(Entries from a dataset)
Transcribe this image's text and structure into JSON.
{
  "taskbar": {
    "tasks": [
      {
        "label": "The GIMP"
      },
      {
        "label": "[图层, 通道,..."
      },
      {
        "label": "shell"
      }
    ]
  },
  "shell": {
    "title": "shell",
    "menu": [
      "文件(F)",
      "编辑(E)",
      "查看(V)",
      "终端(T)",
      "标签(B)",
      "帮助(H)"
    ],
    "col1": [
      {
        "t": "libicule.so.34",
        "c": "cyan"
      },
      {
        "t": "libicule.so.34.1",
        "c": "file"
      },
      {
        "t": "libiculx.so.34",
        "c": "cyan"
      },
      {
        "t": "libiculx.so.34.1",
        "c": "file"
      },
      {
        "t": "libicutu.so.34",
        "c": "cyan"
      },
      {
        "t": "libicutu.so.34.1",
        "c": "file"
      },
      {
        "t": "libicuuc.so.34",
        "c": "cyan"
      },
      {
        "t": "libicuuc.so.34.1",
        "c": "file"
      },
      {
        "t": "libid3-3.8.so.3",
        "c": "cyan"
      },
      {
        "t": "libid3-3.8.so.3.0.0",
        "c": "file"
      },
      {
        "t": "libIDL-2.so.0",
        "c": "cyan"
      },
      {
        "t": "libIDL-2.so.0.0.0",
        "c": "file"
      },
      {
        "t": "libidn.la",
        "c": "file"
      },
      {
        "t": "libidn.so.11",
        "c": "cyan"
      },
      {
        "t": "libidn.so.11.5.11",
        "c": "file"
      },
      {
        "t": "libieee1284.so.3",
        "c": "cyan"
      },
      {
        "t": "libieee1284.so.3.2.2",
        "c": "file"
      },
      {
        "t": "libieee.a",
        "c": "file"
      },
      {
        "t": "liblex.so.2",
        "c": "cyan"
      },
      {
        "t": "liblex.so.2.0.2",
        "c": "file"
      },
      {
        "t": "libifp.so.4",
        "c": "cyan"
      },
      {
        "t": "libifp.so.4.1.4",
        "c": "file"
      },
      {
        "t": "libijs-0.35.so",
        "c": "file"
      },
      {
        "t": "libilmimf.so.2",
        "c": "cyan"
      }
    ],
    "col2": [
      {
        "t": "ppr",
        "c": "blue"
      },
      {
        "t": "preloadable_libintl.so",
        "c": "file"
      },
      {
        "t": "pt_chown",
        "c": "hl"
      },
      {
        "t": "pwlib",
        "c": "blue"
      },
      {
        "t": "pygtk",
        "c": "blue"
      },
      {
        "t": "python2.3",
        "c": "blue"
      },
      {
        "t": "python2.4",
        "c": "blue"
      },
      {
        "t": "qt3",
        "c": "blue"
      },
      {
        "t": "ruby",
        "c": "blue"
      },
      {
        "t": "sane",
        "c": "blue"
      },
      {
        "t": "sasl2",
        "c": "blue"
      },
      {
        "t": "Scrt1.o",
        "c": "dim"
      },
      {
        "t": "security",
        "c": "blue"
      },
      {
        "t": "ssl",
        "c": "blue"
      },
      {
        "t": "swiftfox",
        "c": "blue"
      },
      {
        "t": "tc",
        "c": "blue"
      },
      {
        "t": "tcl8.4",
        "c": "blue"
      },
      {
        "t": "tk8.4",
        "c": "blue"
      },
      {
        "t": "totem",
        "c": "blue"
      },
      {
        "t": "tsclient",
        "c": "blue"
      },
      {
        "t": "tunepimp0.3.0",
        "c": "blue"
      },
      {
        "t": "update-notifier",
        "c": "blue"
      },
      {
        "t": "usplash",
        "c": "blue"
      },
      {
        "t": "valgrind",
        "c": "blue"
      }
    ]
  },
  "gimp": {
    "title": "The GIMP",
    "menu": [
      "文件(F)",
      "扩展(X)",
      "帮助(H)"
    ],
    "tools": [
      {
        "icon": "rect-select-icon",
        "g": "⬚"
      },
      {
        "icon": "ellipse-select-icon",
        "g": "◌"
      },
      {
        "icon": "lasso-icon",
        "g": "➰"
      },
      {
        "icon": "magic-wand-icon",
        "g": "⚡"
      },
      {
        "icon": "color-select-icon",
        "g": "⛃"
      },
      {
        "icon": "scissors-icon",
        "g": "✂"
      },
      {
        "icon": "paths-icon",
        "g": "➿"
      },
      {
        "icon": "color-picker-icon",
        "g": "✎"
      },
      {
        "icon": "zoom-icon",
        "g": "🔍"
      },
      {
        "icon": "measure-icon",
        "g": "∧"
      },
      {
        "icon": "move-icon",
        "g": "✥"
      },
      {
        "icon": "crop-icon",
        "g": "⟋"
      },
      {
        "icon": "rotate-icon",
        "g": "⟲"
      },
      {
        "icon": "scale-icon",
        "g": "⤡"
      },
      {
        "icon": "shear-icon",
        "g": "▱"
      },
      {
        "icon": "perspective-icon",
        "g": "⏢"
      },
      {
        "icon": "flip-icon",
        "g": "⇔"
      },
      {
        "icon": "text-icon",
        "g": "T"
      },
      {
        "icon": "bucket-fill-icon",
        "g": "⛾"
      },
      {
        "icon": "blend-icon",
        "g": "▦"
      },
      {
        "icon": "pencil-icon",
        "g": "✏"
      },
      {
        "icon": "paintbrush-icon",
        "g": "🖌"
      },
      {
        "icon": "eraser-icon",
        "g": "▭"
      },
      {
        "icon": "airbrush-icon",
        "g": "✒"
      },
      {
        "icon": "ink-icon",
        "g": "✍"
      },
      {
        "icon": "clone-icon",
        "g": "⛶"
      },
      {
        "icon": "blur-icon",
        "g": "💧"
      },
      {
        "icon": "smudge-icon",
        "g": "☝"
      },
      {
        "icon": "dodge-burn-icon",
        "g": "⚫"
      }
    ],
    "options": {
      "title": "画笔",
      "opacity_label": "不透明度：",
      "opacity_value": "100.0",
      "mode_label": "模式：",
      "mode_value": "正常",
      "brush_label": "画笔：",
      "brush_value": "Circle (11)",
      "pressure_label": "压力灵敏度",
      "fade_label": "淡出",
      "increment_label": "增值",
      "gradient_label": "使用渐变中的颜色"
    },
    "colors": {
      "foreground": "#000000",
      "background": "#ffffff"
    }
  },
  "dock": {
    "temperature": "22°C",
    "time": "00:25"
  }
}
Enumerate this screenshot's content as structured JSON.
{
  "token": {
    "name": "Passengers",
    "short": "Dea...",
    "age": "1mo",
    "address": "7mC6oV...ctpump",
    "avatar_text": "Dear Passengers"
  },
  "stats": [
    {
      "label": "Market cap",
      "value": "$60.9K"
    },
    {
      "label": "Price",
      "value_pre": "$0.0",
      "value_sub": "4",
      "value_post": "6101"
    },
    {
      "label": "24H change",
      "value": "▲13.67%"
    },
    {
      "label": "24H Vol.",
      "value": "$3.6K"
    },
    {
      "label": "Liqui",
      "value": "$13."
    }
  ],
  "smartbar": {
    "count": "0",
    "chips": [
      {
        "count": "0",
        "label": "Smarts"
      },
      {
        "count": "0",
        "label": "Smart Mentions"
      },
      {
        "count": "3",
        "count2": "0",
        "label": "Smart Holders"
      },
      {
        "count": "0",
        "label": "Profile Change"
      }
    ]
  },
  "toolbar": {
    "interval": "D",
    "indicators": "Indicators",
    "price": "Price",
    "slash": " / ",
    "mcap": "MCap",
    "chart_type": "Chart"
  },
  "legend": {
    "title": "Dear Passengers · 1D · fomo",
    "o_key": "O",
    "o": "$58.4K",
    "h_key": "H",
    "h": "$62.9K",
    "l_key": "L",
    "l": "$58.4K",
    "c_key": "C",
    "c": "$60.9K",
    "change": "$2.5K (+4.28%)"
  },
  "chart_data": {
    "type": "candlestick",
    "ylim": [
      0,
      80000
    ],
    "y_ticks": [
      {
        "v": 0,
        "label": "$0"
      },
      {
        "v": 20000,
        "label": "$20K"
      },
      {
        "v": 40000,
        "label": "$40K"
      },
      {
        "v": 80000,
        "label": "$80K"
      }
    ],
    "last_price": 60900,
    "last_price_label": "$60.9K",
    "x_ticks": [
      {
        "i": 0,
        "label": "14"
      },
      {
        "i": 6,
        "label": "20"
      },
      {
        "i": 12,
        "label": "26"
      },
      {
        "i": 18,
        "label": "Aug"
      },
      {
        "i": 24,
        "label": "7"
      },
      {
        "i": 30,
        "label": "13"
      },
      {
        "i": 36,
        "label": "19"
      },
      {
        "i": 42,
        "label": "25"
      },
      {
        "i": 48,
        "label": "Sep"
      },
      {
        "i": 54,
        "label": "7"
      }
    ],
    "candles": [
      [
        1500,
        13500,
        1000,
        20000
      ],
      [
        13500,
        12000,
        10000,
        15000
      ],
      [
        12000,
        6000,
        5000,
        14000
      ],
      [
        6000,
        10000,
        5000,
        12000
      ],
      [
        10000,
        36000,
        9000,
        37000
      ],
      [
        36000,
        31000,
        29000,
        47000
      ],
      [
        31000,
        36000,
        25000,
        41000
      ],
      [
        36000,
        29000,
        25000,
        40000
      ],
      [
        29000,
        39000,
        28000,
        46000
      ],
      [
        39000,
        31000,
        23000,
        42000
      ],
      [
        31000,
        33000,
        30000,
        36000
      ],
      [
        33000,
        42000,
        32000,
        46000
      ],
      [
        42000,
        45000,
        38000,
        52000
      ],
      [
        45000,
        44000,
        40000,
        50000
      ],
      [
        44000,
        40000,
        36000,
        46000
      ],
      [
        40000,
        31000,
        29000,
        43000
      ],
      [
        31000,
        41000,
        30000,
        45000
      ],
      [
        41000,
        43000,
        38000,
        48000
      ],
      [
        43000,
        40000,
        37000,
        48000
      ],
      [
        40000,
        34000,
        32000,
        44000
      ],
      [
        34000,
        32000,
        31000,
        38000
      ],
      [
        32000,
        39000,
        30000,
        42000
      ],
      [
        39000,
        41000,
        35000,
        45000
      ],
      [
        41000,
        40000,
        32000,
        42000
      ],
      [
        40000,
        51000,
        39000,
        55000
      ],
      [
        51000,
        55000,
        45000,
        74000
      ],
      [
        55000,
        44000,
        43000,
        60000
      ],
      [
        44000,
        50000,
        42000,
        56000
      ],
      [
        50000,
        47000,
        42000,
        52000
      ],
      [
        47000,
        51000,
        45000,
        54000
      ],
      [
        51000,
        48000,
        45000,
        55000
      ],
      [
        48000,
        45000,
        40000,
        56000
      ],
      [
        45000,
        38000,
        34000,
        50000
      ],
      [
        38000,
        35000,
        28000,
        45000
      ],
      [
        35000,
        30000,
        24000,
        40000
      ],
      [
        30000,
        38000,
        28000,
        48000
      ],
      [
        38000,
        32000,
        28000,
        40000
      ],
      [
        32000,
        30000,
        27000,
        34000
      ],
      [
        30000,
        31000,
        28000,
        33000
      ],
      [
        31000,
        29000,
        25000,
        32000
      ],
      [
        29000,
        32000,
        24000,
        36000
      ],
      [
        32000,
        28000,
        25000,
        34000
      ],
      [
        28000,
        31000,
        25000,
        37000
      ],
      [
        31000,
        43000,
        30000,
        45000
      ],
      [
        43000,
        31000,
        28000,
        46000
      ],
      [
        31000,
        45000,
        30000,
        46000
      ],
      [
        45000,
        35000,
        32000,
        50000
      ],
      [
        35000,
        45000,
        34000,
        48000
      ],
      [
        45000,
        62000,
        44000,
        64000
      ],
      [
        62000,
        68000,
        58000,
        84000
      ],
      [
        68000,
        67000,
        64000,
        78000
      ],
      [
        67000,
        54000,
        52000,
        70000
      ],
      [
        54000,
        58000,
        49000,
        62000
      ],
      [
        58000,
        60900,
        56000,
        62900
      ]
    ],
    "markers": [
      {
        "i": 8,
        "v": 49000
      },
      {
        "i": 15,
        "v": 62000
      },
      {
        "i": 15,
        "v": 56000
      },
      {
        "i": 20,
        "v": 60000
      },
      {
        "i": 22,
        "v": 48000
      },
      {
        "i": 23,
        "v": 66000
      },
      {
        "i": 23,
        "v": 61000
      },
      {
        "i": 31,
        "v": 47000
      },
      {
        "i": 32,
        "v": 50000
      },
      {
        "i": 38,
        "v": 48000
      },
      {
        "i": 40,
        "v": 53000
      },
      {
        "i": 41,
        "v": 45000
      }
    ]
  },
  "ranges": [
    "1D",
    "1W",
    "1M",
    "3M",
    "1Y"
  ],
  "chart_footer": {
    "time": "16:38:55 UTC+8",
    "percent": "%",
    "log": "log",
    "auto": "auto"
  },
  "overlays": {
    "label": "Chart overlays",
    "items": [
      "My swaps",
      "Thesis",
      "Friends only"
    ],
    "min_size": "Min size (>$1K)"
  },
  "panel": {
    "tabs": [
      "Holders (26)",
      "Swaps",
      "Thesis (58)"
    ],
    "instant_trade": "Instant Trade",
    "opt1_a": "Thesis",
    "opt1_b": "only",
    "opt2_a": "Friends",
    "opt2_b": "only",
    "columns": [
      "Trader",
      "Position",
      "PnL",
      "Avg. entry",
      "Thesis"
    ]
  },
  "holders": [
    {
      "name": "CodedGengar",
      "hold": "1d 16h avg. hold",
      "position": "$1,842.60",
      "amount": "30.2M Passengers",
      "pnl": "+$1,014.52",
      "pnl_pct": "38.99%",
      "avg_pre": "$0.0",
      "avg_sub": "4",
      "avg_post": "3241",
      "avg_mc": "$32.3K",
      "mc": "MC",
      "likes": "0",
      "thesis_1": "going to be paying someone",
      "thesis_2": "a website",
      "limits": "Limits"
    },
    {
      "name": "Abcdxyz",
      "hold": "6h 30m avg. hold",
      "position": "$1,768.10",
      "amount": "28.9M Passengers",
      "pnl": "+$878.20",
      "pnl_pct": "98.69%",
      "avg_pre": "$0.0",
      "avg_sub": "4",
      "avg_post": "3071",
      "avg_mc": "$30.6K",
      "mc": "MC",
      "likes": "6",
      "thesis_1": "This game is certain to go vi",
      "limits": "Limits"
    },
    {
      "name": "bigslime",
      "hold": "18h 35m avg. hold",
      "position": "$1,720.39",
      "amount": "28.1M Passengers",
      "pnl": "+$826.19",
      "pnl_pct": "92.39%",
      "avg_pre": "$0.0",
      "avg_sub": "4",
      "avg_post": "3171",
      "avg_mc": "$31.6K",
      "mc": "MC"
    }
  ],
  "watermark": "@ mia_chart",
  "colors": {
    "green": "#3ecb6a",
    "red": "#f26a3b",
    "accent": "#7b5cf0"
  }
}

STATED TASK — Across the records above, count the lines holding "name" and reply with that number alone.

TASK ANSWER — 4